• **Request**:
Could you render everything from the start of the listing down to the line containing "y-tick-label: 100 bbox=[11, 18, 26, 28]", that line included, as a numbered list with blank lines left out?

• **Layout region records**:
────

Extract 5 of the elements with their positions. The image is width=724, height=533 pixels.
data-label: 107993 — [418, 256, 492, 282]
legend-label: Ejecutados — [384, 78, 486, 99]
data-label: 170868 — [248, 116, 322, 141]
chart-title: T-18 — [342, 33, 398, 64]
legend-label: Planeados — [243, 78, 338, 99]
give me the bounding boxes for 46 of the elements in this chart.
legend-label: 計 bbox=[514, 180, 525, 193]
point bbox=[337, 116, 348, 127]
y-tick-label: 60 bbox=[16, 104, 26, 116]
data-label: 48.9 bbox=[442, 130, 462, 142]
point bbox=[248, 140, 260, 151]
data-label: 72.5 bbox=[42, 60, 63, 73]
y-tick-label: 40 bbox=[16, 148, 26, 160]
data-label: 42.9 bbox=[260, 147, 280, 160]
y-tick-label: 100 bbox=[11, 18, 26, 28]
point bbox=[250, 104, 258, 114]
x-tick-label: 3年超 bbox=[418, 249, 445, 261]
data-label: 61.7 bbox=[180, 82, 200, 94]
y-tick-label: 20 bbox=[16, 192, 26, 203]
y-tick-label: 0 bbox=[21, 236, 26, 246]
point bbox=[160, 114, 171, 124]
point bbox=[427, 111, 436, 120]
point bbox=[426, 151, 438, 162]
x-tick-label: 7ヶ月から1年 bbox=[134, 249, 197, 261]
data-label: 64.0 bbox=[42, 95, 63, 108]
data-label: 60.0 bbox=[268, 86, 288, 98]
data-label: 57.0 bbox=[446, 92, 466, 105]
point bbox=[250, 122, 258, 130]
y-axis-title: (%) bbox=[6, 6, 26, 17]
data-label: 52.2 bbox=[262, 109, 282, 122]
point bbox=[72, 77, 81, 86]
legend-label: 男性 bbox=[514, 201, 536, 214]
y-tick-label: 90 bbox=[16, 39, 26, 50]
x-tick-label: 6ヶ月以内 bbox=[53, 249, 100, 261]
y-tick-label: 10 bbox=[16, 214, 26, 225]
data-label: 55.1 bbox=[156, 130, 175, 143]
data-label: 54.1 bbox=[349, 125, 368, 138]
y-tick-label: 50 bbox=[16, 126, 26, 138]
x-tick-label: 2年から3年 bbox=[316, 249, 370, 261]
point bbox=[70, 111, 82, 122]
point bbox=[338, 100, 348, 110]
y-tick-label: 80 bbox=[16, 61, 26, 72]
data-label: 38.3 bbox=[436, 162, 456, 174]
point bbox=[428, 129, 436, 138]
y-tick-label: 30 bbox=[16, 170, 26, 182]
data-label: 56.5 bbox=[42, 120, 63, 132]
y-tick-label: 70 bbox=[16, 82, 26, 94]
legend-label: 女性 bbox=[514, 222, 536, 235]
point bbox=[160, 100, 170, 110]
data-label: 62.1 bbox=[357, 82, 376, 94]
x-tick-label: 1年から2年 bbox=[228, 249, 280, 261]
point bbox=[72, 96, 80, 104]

────

• **Result of this exercise**:
1. Extract 5 of the elements with their positions. The image is width=724, height=533 pixels.
2. data-label: 107993 — [418, 256, 492, 282]
3. legend-label: Ejecutados — [384, 78, 486, 99]
4. data-label: 170868 — [248, 116, 322, 141]
5. chart-title: T-18 — [342, 33, 398, 64]
6. legend-label: Planeados — [243, 78, 338, 99]
7. give me the bounding boxes for 46 of the elements in this chart.
8. legend-label: 計 bbox=[514, 180, 525, 193]
9. point bbox=[337, 116, 348, 127]
10. y-tick-label: 60 bbox=[16, 104, 26, 116]
11. data-label: 48.9 bbox=[442, 130, 462, 142]
12. point bbox=[248, 140, 260, 151]
13. data-label: 72.5 bbox=[42, 60, 63, 73]
14. y-tick-label: 40 bbox=[16, 148, 26, 160]
15. data-label: 42.9 bbox=[260, 147, 280, 160]
16. y-tick-label: 100 bbox=[11, 18, 26, 28]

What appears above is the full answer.